## [Short exercise]
Only the number is wanted: count the lines that include the word "quibus".
*****
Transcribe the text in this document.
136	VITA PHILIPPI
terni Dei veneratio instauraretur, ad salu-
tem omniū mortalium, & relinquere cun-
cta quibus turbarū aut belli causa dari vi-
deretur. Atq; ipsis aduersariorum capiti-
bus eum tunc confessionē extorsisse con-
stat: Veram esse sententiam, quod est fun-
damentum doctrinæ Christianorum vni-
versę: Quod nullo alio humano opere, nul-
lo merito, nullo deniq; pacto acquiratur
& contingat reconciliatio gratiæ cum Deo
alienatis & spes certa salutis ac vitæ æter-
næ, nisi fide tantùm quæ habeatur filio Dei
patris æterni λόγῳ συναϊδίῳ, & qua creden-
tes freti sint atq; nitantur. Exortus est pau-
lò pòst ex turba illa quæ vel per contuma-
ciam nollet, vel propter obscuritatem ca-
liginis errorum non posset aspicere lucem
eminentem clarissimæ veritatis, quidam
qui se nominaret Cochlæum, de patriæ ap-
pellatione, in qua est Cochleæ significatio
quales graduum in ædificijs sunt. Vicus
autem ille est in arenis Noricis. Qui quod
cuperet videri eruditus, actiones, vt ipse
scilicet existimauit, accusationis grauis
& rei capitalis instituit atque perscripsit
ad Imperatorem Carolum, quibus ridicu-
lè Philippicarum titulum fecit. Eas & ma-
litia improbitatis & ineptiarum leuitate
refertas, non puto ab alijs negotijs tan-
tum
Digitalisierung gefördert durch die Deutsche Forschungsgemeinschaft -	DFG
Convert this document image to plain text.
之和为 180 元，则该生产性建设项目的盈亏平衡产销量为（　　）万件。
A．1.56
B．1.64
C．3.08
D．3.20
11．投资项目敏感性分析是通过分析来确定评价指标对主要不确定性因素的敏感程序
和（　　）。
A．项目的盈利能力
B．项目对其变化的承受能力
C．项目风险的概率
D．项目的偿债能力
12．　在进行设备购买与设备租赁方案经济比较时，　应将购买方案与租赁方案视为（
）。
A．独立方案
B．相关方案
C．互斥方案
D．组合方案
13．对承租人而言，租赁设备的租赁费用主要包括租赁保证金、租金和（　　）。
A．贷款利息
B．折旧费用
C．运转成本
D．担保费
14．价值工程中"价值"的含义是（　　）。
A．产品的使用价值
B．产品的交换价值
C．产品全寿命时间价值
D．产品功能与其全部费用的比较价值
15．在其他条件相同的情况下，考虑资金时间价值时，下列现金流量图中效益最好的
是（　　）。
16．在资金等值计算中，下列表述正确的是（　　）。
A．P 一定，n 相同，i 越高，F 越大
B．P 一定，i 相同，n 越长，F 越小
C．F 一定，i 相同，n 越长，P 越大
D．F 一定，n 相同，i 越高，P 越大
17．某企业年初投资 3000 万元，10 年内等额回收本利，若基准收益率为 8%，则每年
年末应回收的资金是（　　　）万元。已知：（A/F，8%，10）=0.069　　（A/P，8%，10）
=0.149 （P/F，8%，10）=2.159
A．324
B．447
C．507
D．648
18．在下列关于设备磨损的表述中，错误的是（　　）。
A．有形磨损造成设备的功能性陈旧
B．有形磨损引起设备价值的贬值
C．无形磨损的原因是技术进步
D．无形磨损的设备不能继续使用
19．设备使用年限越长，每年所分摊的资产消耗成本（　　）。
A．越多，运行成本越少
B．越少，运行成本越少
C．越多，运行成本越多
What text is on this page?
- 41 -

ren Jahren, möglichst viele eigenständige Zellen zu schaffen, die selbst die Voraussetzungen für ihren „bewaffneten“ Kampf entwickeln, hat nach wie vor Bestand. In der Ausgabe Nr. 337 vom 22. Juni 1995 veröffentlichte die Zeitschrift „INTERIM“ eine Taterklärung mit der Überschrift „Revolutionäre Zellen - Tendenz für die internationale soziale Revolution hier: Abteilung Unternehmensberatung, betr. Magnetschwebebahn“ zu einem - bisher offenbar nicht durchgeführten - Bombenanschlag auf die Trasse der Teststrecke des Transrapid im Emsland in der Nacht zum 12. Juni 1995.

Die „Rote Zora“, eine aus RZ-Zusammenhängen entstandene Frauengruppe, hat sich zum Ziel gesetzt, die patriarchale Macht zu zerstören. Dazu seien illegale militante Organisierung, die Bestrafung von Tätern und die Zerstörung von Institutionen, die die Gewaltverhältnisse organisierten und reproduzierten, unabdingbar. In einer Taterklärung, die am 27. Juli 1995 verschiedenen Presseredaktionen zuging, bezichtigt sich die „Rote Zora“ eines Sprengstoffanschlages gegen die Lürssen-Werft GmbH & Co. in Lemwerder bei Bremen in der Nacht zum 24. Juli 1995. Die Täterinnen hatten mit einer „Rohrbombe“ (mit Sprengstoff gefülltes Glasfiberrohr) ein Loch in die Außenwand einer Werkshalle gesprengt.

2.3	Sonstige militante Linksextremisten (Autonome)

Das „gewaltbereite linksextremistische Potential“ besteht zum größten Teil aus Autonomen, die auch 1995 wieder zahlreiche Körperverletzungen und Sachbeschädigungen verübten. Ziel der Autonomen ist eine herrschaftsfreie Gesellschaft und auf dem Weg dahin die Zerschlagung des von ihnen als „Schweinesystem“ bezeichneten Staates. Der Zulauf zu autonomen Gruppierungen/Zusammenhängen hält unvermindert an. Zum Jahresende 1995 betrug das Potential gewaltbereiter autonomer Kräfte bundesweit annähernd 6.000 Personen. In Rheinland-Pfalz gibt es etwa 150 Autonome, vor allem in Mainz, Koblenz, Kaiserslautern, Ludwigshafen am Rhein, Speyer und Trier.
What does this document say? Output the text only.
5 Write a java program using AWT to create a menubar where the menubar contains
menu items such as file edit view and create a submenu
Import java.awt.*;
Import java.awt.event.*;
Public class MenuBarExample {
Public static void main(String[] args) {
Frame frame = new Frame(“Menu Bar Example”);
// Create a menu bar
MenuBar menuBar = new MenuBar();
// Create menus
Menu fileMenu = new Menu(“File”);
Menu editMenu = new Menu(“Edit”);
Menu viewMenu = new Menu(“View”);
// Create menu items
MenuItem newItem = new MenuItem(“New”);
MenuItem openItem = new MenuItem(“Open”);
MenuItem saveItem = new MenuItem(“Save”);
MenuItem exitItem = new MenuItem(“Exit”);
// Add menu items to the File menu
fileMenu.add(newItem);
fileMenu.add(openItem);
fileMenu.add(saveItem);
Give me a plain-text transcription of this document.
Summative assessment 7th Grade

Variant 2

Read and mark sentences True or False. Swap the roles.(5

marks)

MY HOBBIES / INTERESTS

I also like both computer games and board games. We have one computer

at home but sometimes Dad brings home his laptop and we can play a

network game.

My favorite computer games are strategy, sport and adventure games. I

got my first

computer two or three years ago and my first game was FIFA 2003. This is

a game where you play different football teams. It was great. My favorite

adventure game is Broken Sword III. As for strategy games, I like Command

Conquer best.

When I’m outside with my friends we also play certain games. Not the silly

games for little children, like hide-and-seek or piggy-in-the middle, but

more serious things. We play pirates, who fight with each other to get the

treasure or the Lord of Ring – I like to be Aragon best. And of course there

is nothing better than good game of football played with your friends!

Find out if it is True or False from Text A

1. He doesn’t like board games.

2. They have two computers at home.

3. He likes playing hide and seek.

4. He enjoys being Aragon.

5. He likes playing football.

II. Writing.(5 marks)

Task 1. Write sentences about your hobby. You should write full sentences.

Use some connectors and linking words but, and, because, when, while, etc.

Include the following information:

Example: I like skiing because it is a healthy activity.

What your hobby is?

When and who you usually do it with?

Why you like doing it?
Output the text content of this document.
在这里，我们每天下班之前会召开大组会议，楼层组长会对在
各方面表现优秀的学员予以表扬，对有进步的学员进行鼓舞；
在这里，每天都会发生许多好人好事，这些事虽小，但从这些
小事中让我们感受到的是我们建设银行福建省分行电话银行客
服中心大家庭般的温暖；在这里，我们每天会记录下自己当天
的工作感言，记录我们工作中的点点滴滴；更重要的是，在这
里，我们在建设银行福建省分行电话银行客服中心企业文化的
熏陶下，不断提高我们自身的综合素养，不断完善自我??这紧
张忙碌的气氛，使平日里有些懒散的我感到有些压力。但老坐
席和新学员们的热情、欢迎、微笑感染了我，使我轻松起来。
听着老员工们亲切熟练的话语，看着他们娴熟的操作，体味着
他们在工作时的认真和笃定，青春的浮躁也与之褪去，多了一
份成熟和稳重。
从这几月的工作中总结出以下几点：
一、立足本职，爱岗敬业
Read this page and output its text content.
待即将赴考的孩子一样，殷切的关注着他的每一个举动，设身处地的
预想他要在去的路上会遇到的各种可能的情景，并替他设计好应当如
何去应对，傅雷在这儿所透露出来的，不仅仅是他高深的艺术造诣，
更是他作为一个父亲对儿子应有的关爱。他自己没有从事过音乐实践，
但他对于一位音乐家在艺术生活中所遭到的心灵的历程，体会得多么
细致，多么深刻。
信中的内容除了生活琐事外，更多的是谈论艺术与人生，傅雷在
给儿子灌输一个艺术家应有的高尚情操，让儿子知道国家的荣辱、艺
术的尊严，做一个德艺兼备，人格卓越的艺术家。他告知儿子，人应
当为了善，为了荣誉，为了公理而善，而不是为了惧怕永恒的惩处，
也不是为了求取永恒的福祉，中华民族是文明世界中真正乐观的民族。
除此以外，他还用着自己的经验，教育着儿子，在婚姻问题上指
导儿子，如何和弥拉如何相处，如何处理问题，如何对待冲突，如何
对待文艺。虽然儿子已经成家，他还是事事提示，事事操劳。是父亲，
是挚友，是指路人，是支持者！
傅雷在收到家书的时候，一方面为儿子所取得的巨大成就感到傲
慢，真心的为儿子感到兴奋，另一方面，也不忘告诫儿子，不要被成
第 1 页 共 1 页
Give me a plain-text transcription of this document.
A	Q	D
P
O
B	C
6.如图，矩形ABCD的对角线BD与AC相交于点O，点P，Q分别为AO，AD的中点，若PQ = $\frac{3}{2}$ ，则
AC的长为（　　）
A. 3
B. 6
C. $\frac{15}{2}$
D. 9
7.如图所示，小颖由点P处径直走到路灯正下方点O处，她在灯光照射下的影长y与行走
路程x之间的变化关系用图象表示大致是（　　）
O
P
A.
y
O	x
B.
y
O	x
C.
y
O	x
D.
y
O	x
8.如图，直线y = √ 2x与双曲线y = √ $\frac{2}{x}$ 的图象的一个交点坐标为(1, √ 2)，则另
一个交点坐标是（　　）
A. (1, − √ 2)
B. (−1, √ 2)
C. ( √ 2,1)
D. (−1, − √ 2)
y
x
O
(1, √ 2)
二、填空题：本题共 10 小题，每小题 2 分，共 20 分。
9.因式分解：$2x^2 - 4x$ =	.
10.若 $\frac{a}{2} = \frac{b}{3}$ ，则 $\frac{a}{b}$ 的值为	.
*****
## [Task solution]
2